## [What you are asked to do]
Pick out all lines of the entries that include the word "this" and copy them.

>> start

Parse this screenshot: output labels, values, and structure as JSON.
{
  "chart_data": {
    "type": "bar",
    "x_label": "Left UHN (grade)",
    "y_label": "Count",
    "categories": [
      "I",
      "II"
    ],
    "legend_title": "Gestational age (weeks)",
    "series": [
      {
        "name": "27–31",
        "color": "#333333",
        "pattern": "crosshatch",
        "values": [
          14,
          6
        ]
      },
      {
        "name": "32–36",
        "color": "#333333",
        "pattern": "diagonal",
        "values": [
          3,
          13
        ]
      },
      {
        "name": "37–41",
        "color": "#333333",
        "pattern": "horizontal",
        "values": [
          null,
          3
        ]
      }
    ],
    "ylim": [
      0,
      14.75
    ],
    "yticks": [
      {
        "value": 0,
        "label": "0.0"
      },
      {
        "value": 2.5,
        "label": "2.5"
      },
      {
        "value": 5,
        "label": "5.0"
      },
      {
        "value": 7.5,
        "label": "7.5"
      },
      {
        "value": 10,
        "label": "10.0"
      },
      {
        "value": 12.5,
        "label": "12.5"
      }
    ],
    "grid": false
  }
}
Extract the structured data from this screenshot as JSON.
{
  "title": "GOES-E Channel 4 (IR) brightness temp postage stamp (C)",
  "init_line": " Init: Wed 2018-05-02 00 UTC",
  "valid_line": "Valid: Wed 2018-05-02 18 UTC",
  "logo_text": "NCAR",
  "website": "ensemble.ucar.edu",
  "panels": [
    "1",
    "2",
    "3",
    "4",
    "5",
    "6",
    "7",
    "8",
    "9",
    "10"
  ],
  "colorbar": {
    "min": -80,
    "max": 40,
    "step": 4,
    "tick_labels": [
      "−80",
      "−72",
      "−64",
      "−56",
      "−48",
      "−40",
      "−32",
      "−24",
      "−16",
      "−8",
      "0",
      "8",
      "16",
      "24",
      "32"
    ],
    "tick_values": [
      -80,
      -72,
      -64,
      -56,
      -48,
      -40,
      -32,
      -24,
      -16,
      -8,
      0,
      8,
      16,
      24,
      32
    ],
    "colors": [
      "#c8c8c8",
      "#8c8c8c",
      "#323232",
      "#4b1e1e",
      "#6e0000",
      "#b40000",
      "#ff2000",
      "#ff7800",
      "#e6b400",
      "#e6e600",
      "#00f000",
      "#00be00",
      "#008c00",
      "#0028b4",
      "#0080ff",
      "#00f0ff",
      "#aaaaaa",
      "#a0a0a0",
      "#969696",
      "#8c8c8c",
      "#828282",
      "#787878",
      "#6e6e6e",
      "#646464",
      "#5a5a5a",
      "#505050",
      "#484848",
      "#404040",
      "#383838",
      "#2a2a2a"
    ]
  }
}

>> end

## [Answer to the problem]
Parse this screenshot: output labels, values, and structure as JSON.
Extract the structured data from this screenshot as JSON.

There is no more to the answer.